**Data lines**
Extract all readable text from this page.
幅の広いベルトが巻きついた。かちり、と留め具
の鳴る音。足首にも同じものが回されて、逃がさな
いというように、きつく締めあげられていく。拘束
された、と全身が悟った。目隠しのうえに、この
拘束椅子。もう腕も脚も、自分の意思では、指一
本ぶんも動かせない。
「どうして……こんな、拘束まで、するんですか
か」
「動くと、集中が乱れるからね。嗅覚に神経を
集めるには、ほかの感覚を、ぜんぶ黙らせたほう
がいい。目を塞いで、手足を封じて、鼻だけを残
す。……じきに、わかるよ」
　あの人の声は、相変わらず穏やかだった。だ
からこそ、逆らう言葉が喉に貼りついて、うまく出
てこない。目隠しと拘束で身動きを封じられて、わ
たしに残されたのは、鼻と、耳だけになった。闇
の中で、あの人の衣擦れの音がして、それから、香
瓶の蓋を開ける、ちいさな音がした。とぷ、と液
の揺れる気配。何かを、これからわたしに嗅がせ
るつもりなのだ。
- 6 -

**Stated goal**
Give a word-for-word copy of the records.

**Solution for this problem**
Extract all readable text from this page.
幅の広いベルトが巻きついた。かちり、と留め具
の鳴る音。足首にも同じものが回されて、逃がさな
いというように、きつく締めあげられていく。拘束
された、と全身が悟った。目隠しのうえに、この
拘束椅子。もう腕も脚も、自分の意思では、指一
本ぶんも動かせない。
「どうして……こんな、拘束まで、するんですか
か」
「動くと、集中が乱れるからね。嗅覚に神経を
集めるには、ほかの感覚を、ぜんぶ黙らせたほう
がいい。目を塞いで、手足を封じて、鼻だけを残
す。……じきに、わかるよ」
　あの人の声は、相変わらず穏やかだった。だ
からこそ、逆らう言葉が喉に貼りついて、うまく出
てこない。目隠しと拘束で身動きを封じられて、わ
たしに残されたのは、鼻と、耳だけになった。闇
の中で、あの人の衣擦れの音がして、それから、香
瓶の蓋を開ける、ちいさな音がした。とぷ、と液
の揺れる気配。何かを、これからわたしに嗅がせ
るつもりなのだ。
- 6 -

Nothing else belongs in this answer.